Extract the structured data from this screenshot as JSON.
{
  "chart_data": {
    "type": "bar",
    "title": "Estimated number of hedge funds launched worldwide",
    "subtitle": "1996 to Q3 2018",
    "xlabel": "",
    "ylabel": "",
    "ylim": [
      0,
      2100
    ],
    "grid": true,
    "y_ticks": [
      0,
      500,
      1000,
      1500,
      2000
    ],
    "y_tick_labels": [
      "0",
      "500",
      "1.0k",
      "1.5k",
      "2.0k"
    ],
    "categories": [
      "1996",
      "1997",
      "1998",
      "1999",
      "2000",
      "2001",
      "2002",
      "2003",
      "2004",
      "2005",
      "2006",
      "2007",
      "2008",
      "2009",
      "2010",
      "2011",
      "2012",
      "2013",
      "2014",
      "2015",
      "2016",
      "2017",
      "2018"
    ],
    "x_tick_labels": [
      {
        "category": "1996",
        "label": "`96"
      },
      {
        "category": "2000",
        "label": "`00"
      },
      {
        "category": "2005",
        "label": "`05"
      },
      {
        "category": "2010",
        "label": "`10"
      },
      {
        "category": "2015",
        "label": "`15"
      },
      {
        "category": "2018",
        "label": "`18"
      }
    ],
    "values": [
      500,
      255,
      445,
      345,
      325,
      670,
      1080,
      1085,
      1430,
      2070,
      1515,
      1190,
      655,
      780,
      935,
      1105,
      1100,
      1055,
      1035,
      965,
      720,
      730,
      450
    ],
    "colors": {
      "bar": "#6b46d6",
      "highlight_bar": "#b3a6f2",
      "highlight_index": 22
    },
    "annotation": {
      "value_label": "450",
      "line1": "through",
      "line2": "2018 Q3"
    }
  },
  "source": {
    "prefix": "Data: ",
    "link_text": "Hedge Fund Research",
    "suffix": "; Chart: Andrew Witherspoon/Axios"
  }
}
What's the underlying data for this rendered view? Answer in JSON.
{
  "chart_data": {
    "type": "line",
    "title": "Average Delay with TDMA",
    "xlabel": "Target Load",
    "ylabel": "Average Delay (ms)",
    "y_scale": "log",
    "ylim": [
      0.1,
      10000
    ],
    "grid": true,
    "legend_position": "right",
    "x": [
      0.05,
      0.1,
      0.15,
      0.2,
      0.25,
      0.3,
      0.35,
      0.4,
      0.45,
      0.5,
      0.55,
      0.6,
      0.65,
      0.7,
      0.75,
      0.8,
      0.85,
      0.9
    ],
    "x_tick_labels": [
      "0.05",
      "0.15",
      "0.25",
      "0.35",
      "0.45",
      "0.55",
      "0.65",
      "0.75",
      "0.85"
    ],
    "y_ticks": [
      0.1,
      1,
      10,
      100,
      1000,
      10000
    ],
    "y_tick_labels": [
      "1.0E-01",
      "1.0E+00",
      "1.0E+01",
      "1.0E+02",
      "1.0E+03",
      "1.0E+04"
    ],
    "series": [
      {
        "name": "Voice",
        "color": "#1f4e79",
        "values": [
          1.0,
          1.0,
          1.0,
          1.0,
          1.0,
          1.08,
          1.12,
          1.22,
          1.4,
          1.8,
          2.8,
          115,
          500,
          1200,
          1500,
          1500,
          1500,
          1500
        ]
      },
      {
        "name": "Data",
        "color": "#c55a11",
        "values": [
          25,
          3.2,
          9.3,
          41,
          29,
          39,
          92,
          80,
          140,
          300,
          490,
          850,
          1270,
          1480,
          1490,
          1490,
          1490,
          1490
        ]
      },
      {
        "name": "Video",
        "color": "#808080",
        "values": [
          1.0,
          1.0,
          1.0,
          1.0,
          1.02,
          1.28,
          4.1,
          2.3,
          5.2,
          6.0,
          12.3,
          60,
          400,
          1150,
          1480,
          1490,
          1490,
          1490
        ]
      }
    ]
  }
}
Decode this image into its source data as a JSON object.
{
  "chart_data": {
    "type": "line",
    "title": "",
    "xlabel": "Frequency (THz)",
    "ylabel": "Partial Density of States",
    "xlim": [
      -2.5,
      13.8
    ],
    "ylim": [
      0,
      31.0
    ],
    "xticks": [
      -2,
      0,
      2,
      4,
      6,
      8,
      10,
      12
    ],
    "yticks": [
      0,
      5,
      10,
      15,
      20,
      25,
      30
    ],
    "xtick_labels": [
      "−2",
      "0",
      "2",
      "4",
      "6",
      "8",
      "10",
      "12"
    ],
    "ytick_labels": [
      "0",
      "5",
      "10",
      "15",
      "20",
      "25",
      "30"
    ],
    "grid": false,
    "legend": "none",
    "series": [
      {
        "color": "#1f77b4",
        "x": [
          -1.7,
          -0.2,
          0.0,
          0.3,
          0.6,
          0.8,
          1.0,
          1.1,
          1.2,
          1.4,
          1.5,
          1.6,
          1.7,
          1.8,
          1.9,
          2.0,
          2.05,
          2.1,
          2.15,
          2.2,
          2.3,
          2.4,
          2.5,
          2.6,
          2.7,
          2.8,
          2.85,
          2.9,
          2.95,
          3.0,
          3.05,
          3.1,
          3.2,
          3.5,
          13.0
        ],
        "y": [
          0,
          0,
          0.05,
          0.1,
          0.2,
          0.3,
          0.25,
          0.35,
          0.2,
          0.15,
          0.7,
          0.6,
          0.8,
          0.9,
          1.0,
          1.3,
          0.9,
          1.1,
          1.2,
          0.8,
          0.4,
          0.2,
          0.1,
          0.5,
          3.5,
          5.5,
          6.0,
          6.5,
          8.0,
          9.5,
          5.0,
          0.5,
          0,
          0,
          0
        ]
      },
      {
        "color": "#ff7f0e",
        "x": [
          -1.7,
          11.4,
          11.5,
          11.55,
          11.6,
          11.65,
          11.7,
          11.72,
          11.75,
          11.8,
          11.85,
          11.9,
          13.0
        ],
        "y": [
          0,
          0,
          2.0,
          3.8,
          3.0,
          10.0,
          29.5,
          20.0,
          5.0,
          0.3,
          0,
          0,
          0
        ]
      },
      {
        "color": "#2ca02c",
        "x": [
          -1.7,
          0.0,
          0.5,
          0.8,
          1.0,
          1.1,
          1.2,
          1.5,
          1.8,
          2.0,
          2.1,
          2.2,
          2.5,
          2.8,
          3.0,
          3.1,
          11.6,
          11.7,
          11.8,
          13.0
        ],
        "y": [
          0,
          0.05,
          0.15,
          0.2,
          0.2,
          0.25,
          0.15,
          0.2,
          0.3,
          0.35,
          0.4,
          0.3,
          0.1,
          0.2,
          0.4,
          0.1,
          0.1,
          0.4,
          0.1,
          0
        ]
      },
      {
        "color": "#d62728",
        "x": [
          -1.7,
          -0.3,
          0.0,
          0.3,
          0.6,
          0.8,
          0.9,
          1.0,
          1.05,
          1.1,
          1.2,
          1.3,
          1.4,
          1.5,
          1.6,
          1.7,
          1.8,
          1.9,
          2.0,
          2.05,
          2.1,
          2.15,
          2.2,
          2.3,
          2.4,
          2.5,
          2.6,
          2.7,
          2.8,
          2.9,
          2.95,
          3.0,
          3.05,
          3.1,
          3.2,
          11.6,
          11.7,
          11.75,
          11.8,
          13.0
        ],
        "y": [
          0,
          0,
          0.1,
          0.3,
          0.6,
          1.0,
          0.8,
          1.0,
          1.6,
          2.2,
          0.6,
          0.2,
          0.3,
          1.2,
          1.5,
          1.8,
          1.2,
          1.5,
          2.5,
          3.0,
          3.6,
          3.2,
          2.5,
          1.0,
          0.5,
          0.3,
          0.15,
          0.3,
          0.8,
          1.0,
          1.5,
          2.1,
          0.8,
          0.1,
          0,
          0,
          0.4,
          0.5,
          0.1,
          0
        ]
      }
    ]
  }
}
━━━━
Copy all the records above exactly, missing none.

Problem solution —
Extract the structured data from this screenshot as JSON.
{
  "chart_data": {
    "type": "bar",
    "title": "Estimated number of hedge funds launched worldwide",
    "subtitle": "1996 to Q3 2018",
    "xlabel": "",
    "ylabel": "",
    "ylim": [
      0,
      2100
    ],
    "grid": true,
    "y_ticks": [
      0,
      500,
      1000,
      1500,
      2000
    ],
    "y_tick_labels": [
      "0",
      "500",
      "1.0k",
      "1.5k",
      "2.0k"
    ],
    "categories": [
      "1996",
      "1997",
      "1998",
      "1999",
      "2000",
      "2001",
      "2002",
      "2003",
      "2004",
      "2005",
      "2006",
      "2007",
      "2008",
      "2009",
      "2010",
      "2011",
      "2012",
      "2013",
      "2014",
      "2015",
      "2016",
      "2017",
      "2018"
    ],
    "x_tick_labels": [
      {
        "category": "1996",
        "label": "`96"
      },
      {
        "category": "2000",
        "label": "`00"
      },
      {
        "category": "2005",
        "label": "`05"
      },
      {
        "category": "2010",
        "label": "`10"
      },
      {
        "category": "2015",
        "label": "`15"
      },
      {
        "category": "2018",
        "label": "`18"
      }
    ],
    "values": [
      500,
      255,
      445,
      345,
      325,
      670,
      1080,
      1085,
      1430,
      2070,
      1515,
      1190,
      655,
      780,
      935,
      1105,
      1100,
      1055,
      1035,
      965,
      720,
      730,
      450
    ],
    "colors": {
      "bar": "#6b46d6",
      "highlight_bar": "#b3a6f2",
      "highlight_index": 22
    },
    "annotation": {
      "value_label": "450",
      "line1": "through",
      "line2": "2018 Q3"
    }
  },
  "source": {
    "prefix": "Data: ",
    "link_text": "Hedge Fund Research",
    "suffix": "; Chart: Andrew Witherspoon/Axios"
  }
}
What's the underlying data for this rendered view? Answer in JSON.
{
  "chart_data": {
    "type": "line",
    "title": "Average Delay with TDMA",
    "xlabel": "Target Load",
    "ylabel": "Average Delay (ms)",
    "y_scale": "log",
    "ylim": [
      0.1,
      10000
    ],
    "grid": true,
    "legend_position": "right",
    "x": [
      0.05,
      0.1,
      0.15,
      0.2,
      0.25,
      0.3,
      0.35,
      0.4,
      0.45,
      0.5,
      0.55,
      0.6,
      0.65,
      0.7,
      0.75,
      0.8,
      0.85,
      0.9
    ],
    "x_tick_labels": [
      "0.05",
      "0.15",
      "0.25",
      "0.35",
      "0.45",
      "0.55",
      "0.65",
      "0.75",
      "0.85"
    ],
    "y_ticks": [
      0.1,
      1,
      10,
      100,
      1000,
      10000
    ],
    "y_tick_labels": [
      "1.0E-01",
      "1.0E+00",
      "1.0E+01",
      "1.0E+02",
      "1.0E+03",
      "1.0E+04"
    ],
    "series": [
      {
        "name": "Voice",
        "color": "#1f4e79",
        "values": [
          1.0,
          1.0,
          1.0,
          1.0,
          1.0,
          1.08,
          1.12,
          1.22,
          1.4,
          1.8,
          2.8,
          115,
          500,
          1200,
          1500,
          1500,
          1500,
          1500
        ]
      },
      {
        "name": "Data",
        "color": "#c55a11",
        "values": [
          25,
          3.2,
          9.3,
          41,
          29,
          39,
          92,
          80,
          140,
          300,
          490,
          850,
          1270,
          1480,
          1490,
          1490,
          1490,
          1490
        ]
      },
      {
        "name": "Video",
        "color": "#808080",
        "values": [
          1.0,
          1.0,
          1.0,
          1.0,
          1.02,
          1.28,
          4.1,
          2.3,
          5.2,
          6.0,
          12.3,
          60,
          400,
          1150,
          1480,
          1490,
          1490,
          1490
        ]
      }
    ]
  }
}
Decode this image into its source data as a JSON object.
{
  "chart_data": {
    "type": "line",
    "title": "",
    "xlabel": "Frequency (THz)",
    "ylabel": "Partial Density of States",
    "xlim": [
      -2.5,
      13.8
    ],
    "ylim": [
      0,
      31.0
    ],
    "xticks": [
      -2,
      0,
      2,
      4,
      6,
      8,
      10,
      12
    ],
    "yticks": [
      0,
      5,
      10,
      15,
      20,
      25,
      30
    ],
    "xtick_labels": [
      "−2",
      "0",
      "2",
      "4",
      "6",
      "8",
      "10",
      "12"
    ],
    "ytick_labels": [
      "0",
      "5",
      "10",
      "15",
      "20",
      "25",
      "30"
    ],
    "grid": false,
    "legend": "none",
    "series": [
      {
        "color": "#1f77b4",
        "x": [
          -1.7,
          -0.2,
          0.0,
          0.3,
          0.6,
          0.8,
          1.0,
          1.1,
          1.2,
          1.4,
          1.5,
          1.6,
          1.7,
          1.8,
          1.9,
          2.0,
          2.05,
          2.1,
          2.15,
          2.2,
          2.3,
          2.4,
          2.5,
          2.6,
          2.7,
          2.8,
          2.85,
          2.9,
          2.95,
          3.0,
          3.05,
          3.1,
          3.2,
          3.5,
          13.0
        ],
        "y": [
          0,
          0,
          0.05,
          0.1,
          0.2,
          0.3,
          0.25,
          0.35,
          0.2,
          0.15,
          0.7,
          0.6,
          0.8,
          0.9,
          1.0,
          1.3,
          0.9,
          1.1,
          1.2,
          0.8,
          0.4,
          0.2,
          0.1,
          0.5,
          3.5,
          5.5,
          6.0,
          6.5,
          8.0,
          9.5,
          5.0,
          0.5,
          0,
          0,
          0
        ]
      },
      {
        "color": "#ff7f0e",
        "x": [
          -1.7,
          11.4,
          11.5,
          11.55,
          11.6,
          11.65,
          11.7,
          11.72,
          11.75,
          11.8,
          11.85,
          11.9,
          13.0
        ],
        "y": [
          0,
          0,
          2.0,
          3.8,
          3.0,
          10.0,
          29.5,
          20.0,
          5.0,
          0.3,
          0,
          0,
          0
        ]
      },
      {
        "color": "#2ca02c",
        "x": [
          -1.7,
          0.0,
          0.5,
          0.8,
          1.0,
          1.1,
          1.2,
          1.5,
          1.8,
          2.0,
          2.1,
          2.2,
          2.5,
          2.8,
          3.0,
          3.1,
          11.6,
          11.7,
          11.8,
          13.0
        ],
        "y": [
          0,
          0.05,
          0.15,
          0.2,
          0.2,
          0.25,
          0.15,
          0.2,
          0.3,
          0.35,
          0.4,
          0.3,
          0.1,
          0.2,
          0.4,
          0.1,
          0.1,
          0.4,
          0.1,
          0
        ]
      },
      {
        "color": "#d62728",
        "x": [
          -1.7,
          -0.3,
          0.0,
          0.3,
          0.6,
          0.8,
          0.9,
          1.0,
          1.05,
          1.1,
          1.2,
          1.3,
          1.4,
          1.5,
          1.6,
          1.7,
          1.8,
          1.9,
          2.0,
          2.05,
          2.1,
          2.15,
          2.2,
          2.3,
          2.4,
          2.5,
          2.6,
          2.7,
          2.8,
          2.9,
          2.95,
          3.0,
          3.05,
          3.1,
          3.2,
          11.6,
          11.7,
          11.75,
          11.8,
          13.0
        ],
        "y": [
          0,
          0,
          0.1,
          0.3,
          0.6,
          1.0,
          0.8,
          1.0,
          1.6,
          2.2,
          0.6,
          0.2,
          0.3,
          1.2,
          1.5,
          1.8,
          1.2,
          1.5,
          2.5,
          3.0,
          3.6,
          3.2,
          2.5,
          1.0,
          0.5,
          0.3,
          0.15,
          0.3,
          0.8,
          1.0,
          1.5,
          2.1,
          0.8,
          0.1,
          0,
          0,
          0.4,
          0.5,
          0.1,
          0
        ]
      }
    ]
  }
}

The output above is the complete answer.